Task to complete =>
Reproduce the lines below, switching every occurrence of "Binders" to "Folders" and leaving everything else unchanged.

# # # # # # #

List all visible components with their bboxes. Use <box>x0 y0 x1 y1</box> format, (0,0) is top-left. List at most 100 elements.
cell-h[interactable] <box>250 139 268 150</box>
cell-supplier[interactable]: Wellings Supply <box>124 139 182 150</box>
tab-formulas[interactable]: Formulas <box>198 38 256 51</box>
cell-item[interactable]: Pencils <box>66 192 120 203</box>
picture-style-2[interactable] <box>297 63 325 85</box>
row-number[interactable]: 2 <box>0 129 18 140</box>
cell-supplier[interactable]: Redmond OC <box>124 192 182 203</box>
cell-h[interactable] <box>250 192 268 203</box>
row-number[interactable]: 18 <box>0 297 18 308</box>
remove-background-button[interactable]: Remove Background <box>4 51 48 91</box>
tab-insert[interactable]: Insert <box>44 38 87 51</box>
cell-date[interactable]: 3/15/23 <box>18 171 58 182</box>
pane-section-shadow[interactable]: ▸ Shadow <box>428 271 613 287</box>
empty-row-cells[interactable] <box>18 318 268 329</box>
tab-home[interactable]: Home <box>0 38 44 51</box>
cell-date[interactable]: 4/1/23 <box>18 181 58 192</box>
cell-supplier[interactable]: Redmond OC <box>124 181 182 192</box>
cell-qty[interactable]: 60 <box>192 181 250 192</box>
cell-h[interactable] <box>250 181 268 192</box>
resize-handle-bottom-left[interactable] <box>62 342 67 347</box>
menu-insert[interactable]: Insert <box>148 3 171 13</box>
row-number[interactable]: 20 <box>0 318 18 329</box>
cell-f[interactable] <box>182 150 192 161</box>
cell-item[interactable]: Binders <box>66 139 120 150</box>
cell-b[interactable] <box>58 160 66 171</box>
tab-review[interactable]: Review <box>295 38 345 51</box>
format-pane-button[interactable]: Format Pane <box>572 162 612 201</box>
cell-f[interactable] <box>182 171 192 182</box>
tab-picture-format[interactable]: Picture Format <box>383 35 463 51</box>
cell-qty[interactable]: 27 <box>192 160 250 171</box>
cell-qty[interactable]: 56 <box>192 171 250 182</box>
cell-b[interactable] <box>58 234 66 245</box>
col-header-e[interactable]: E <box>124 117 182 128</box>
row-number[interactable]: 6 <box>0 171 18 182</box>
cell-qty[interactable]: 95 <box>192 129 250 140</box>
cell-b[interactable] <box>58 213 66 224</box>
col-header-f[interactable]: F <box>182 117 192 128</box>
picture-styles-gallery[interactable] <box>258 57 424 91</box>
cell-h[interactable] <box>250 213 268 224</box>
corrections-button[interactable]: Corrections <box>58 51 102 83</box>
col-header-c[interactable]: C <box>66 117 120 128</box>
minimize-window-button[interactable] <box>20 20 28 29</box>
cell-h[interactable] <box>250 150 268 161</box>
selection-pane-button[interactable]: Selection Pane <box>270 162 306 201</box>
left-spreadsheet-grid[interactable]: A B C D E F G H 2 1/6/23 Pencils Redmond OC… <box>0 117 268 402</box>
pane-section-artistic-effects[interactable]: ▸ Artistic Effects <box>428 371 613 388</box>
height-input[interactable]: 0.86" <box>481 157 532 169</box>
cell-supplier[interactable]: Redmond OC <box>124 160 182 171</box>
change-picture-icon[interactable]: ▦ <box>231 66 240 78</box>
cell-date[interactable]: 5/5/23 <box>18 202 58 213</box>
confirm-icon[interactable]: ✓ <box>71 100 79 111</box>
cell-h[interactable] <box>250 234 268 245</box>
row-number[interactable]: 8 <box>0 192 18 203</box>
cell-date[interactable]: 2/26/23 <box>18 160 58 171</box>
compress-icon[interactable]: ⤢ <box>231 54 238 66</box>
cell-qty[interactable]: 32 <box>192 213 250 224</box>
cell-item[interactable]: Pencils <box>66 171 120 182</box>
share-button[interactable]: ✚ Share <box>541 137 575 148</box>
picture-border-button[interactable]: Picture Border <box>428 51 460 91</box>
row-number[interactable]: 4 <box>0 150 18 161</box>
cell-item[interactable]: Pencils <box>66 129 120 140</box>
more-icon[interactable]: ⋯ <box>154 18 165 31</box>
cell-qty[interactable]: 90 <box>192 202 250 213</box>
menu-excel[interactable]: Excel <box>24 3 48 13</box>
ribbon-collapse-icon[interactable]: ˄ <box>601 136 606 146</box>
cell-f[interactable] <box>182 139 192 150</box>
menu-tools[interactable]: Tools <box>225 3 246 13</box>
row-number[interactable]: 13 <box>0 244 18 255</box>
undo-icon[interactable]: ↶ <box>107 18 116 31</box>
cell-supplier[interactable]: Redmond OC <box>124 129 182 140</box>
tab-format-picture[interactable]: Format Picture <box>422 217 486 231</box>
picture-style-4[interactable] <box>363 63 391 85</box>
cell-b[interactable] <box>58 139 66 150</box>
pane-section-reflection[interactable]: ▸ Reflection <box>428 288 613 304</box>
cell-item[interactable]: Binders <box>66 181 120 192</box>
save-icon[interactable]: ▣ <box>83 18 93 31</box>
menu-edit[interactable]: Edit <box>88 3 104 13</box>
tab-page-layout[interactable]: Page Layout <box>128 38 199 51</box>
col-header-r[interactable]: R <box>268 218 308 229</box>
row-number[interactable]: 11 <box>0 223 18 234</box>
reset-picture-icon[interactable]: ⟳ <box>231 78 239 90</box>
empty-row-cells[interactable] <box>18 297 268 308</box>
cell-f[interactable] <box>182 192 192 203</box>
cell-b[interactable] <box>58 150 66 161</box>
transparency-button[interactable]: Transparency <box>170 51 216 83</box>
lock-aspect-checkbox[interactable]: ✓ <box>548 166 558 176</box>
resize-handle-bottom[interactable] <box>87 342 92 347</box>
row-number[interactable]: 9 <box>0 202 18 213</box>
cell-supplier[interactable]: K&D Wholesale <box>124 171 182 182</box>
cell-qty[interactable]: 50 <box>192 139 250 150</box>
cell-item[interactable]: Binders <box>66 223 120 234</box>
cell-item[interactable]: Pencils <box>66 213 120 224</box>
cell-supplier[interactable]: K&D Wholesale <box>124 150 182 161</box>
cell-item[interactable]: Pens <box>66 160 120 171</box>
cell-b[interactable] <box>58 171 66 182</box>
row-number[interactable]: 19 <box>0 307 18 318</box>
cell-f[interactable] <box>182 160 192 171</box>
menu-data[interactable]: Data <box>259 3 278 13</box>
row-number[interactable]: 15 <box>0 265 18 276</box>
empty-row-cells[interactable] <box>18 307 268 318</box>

# # # # # # #

Finished answer =>
List all visible components with their bboxes. Use <box>x0 y0 x1 y1</box> format, (0,0) is top-left. List at most 100 elements.
cell-h[interactable] <box>250 139 268 150</box>
cell-supplier[interactable]: Wellings Supply <box>124 139 182 150</box>
tab-formulas[interactable]: Formulas <box>198 38 256 51</box>
cell-item[interactable]: Pencils <box>66 192 120 203</box>
picture-style-2[interactable] <box>297 63 325 85</box>
row-number[interactable]: 2 <box>0 129 18 140</box>
cell-supplier[interactable]: Redmond OC <box>124 192 182 203</box>
cell-h[interactable] <box>250 192 268 203</box>
row-number[interactable]: 18 <box>0 297 18 308</box>
remove-background-button[interactable]: Remove Background <box>4 51 48 91</box>
tab-insert[interactable]: Insert <box>44 38 87 51</box>
cell-date[interactable]: 3/15/23 <box>18 171 58 182</box>
pane-section-shadow[interactable]: ▸ Shadow <box>428 271 613 287</box>
empty-row-cells[interactable] <box>18 318 268 329</box>
tab-home[interactable]: Home <box>0 38 44 51</box>
cell-date[interactable]: 4/1/23 <box>18 181 58 192</box>
cell-supplier[interactable]: Redmond OC <box>124 181 182 192</box>
cell-qty[interactable]: 60 <box>192 181 250 192</box>
cell-h[interactable] <box>250 181 268 192</box>
resize-handle-bottom-left[interactable] <box>62 342 67 347</box>
menu-insert[interactable]: Insert <box>148 3 171 13</box>
row-number[interactable]: 20 <box>0 318 18 329</box>
cell-f[interactable] <box>182 150 192 161</box>
cell-item[interactable]: Folders <box>66 139 120 150</box>
cell-b[interactable] <box>58 160 66 171</box>
tab-review[interactable]: Review <box>295 38 345 51</box>
format-pane-button[interactable]: Format Pane <box>572 162 612 201</box>
cell-f[interactable] <box>182 171 192 182</box>
tab-picture-format[interactable]: Picture Format <box>383 35 463 51</box>
cell-qty[interactable]: 27 <box>192 160 250 171</box>
cell-qty[interactable]: 56 <box>192 171 250 182</box>
cell-b[interactable] <box>58 234 66 245</box>
col-header-e[interactable]: E <box>124 117 182 128</box>
row-number[interactable]: 6 <box>0 171 18 182</box>
cell-qty[interactable]: 95 <box>192 129 250 140</box>
cell-b[interactable] <box>58 213 66 224</box>
col-header-f[interactable]: F <box>182 117 192 128</box>
picture-styles-gallery[interactable] <box>258 57 424 91</box>
cell-h[interactable] <box>250 213 268 224</box>
corrections-button[interactable]: Corrections <box>58 51 102 83</box>
col-header-c[interactable]: C <box>66 117 120 128</box>
minimize-window-button[interactable] <box>20 20 28 29</box>
cell-h[interactable] <box>250 150 268 161</box>
selection-pane-button[interactable]: Selection Pane <box>270 162 306 201</box>
left-spreadsheet-grid[interactable]: A B C D E F G H 2 1/6/23 Pencils Redmond OC… <box>0 117 268 402</box>
pane-section-artistic-effects[interactable]: ▸ Artistic Effects <box>428 371 613 388</box>
height-input[interactable]: 0.86" <box>481 157 532 169</box>
cell-supplier[interactable]: Redmond OC <box>124 160 182 171</box>
change-picture-icon[interactable]: ▦ <box>231 66 240 78</box>
cell-date[interactable]: 5/5/23 <box>18 202 58 213</box>
confirm-icon[interactable]: ✓ <box>71 100 79 111</box>
cell-h[interactable] <box>250 234 268 245</box>
row-number[interactable]: 8 <box>0 192 18 203</box>
cell-date[interactable]: 2/26/23 <box>18 160 58 171</box>
compress-icon[interactable]: ⤢ <box>231 54 238 66</box>
cell-qty[interactable]: 32 <box>192 213 250 224</box>
cell-item[interactable]: Pencils <box>66 171 120 182</box>
share-button[interactable]: ✚ Share <box>541 137 575 148</box>
picture-border-button[interactable]: Picture Border <box>428 51 460 91</box>
row-number[interactable]: 4 <box>0 150 18 161</box>
cell-item[interactable]: Pencils <box>66 129 120 140</box>
more-icon[interactable]: ⋯ <box>154 18 165 31</box>
cell-qty[interactable]: 90 <box>192 202 250 213</box>
menu-excel[interactable]: Excel <box>24 3 48 13</box>
ribbon-collapse-icon[interactable]: ˄ <box>601 136 606 146</box>
cell-f[interactable] <box>182 139 192 150</box>
menu-tools[interactable]: Tools <box>225 3 246 13</box>
row-number[interactable]: 13 <box>0 244 18 255</box>
undo-icon[interactable]: ↶ <box>107 18 116 31</box>
cell-supplier[interactable]: Redmond OC <box>124 129 182 140</box>
tab-format-picture[interactable]: Format Picture <box>422 217 486 231</box>
picture-style-4[interactable] <box>363 63 391 85</box>
cell-b[interactable] <box>58 139 66 150</box>
pane-section-reflection[interactable]: ▸ Reflection <box>428 288 613 304</box>
cell-item[interactable]: Folders <box>66 181 120 192</box>
save-icon[interactable]: ▣ <box>83 18 93 31</box>
menu-edit[interactable]: Edit <box>88 3 104 13</box>
tab-page-layout[interactable]: Page Layout <box>128 38 199 51</box>
col-header-r[interactable]: R <box>268 218 308 229</box>
row-number[interactable]: 11 <box>0 223 18 234</box>
reset-picture-icon[interactable]: ⟳ <box>231 78 239 90</box>
empty-row-cells[interactable] <box>18 297 268 308</box>
cell-f[interactable] <box>182 192 192 203</box>
cell-b[interactable] <box>58 150 66 161</box>
transparency-button[interactable]: Transparency <box>170 51 216 83</box>
lock-aspect-checkbox[interactable]: ✓ <box>548 166 558 176</box>
resize-handle-bottom[interactable] <box>87 342 92 347</box>
row-number[interactable]: 9 <box>0 202 18 213</box>
cell-supplier[interactable]: K&D Wholesale <box>124 171 182 182</box>
cell-qty[interactable]: 50 <box>192 139 250 150</box>
cell-item[interactable]: Folders <box>66 223 120 234</box>
cell-item[interactable]: Pencils <box>66 213 120 224</box>
cell-supplier[interactable]: K&D Wholesale <box>124 150 182 161</box>
cell-item[interactable]: Pens <box>66 160 120 171</box>
cell-b[interactable] <box>58 171 66 182</box>
row-number[interactable]: 19 <box>0 307 18 318</box>
cell-f[interactable] <box>182 160 192 171</box>
menu-data[interactable]: Data <box>259 3 278 13</box>
row-number[interactable]: 15 <box>0 265 18 276</box>
empty-row-cells[interactable] <box>18 307 268 318</box>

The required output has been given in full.